───── Dataset excerpts

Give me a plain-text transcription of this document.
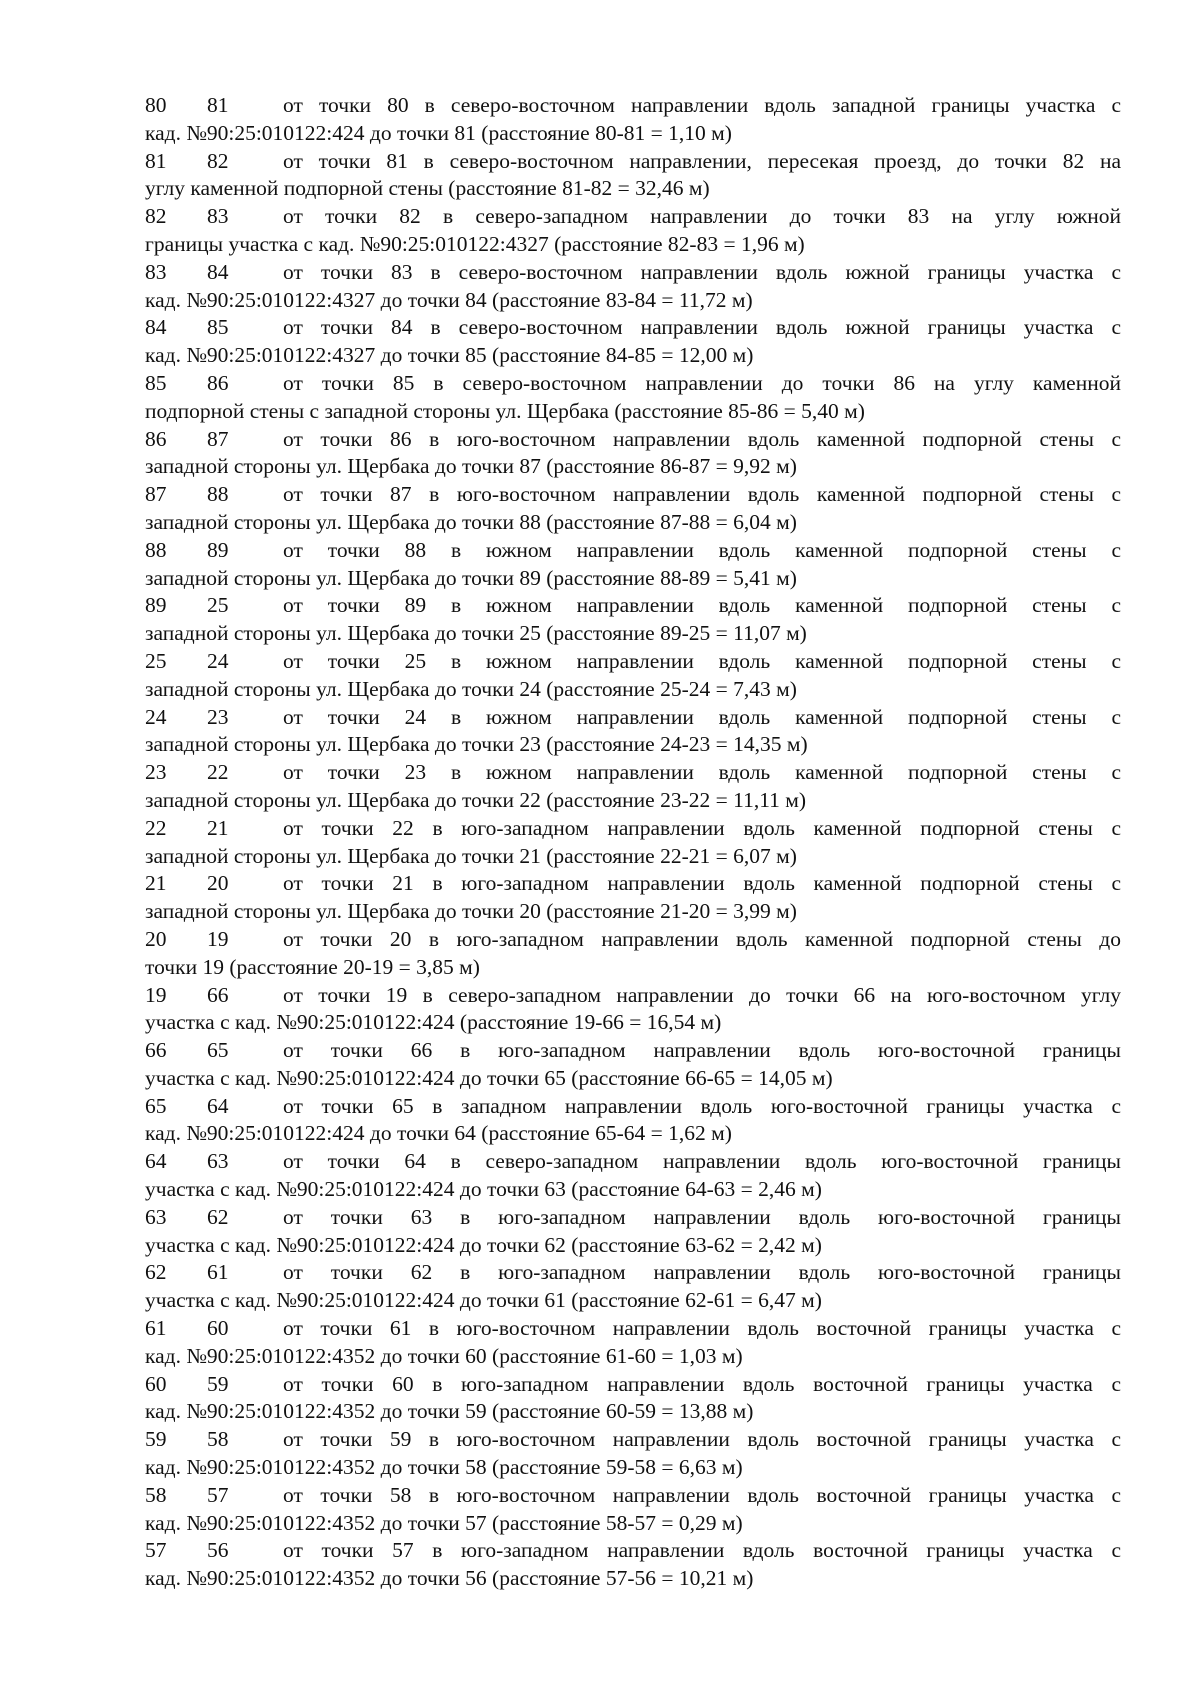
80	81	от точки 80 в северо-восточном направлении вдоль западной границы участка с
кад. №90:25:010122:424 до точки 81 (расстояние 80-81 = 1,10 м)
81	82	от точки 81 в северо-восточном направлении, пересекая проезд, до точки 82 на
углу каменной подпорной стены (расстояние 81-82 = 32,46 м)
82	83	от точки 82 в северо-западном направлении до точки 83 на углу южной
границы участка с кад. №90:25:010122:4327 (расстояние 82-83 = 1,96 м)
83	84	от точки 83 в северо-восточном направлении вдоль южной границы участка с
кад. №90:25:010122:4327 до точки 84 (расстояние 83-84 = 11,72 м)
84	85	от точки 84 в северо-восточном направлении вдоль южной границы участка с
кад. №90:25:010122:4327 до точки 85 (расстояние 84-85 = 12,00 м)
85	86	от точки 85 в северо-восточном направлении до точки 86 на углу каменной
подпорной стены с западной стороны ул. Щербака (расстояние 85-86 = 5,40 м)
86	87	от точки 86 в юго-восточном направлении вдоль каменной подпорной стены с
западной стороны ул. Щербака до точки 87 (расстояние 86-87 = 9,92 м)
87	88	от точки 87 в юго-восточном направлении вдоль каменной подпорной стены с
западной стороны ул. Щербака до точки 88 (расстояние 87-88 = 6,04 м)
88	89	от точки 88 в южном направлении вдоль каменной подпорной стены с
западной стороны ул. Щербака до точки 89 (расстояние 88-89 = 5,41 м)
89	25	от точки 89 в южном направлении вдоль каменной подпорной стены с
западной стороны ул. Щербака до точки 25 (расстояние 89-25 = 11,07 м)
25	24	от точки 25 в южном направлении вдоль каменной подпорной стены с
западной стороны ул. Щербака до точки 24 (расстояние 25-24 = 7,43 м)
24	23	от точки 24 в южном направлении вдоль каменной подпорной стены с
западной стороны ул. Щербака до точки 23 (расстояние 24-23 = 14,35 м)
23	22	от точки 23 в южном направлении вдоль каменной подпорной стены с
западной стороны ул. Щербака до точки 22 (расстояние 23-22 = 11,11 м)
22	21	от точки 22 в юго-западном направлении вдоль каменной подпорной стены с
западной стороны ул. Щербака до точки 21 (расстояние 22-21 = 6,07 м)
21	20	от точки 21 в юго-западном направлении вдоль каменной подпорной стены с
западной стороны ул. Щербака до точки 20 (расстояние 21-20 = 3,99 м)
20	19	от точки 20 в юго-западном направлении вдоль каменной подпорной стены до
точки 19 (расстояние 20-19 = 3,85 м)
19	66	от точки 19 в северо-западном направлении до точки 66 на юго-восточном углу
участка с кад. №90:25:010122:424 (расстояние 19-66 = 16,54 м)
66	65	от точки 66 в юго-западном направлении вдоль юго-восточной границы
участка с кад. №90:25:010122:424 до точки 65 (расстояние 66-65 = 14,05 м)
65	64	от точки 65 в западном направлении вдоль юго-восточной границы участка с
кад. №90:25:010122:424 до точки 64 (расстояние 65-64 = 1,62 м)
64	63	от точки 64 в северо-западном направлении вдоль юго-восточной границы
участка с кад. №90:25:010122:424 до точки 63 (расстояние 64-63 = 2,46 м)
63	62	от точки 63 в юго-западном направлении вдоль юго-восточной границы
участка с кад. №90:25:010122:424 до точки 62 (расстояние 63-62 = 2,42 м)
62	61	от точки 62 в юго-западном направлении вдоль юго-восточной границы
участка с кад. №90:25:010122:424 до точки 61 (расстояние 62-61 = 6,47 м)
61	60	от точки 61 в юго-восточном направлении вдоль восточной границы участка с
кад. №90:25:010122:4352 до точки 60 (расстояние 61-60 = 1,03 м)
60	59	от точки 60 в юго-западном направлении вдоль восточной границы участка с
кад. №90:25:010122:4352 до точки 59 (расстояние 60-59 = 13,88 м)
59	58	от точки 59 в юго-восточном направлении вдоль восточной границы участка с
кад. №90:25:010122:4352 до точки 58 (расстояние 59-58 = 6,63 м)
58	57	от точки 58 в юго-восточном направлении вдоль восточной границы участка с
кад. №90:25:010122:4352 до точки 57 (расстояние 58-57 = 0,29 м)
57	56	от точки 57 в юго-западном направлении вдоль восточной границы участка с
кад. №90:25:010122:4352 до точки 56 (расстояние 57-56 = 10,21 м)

──────────

Identify the lines above that contain the word "северо", then copy them.

◆ **Output of the exercise**
80	81	от точки 80 в северо-восточном направлении вдоль западной границы участка с
81	82	от точки 81 в северо-восточном направлении, пересекая проезд, до точки 82 на
82	83	от точки 82 в северо-западном направлении до точки 83 на углу южной
83	84	от точки 83 в северо-восточном направлении вдоль южной границы участка с
84	85	от точки 84 в северо-восточном направлении вдоль южной границы участка с
85	86	от точки 85 в северо-восточном направлении до точки 86 на углу каменной
19	66	от точки 19 в северо-западном направлении до точки 66 на юго-восточном углу
64	63	от точки 64 в северо-западном направлении вдоль юго-восточной границы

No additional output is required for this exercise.